Stated problem » Locate each line holding the string "this" and copy it.

**** Data extract

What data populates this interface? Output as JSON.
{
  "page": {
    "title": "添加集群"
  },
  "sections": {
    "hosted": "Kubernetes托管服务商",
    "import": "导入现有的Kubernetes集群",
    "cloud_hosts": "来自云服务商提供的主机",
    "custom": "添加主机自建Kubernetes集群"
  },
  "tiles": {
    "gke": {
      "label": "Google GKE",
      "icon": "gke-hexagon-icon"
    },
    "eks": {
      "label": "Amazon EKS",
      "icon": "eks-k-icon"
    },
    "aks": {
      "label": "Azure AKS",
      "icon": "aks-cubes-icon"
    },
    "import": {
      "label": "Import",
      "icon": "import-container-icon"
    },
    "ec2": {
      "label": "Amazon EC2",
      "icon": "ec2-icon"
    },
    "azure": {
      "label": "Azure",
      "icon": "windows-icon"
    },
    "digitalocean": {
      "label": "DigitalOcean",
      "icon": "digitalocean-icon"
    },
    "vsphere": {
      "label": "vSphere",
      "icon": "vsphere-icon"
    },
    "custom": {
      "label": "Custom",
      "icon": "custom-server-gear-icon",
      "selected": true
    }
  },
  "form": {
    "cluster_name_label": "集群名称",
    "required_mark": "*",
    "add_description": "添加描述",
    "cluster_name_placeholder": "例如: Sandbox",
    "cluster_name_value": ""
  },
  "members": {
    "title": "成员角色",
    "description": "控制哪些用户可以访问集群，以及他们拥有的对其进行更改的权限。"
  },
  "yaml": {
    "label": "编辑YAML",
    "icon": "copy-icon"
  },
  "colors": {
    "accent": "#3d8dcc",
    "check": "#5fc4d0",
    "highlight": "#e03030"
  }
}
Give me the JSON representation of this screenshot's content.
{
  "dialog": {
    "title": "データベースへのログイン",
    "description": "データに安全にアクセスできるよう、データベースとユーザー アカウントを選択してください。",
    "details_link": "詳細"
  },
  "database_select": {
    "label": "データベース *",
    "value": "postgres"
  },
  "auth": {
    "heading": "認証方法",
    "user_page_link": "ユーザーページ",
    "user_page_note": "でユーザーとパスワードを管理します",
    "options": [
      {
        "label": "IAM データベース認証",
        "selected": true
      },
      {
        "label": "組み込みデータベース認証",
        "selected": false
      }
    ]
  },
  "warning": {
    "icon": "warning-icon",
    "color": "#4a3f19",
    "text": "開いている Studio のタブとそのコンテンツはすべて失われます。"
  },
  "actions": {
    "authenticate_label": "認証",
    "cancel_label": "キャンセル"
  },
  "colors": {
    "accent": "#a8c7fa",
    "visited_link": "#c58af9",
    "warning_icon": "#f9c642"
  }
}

********

Solved exercise »
What data populates this interface? Output as JSON.
Give me the JSON representation of this screenshot's content.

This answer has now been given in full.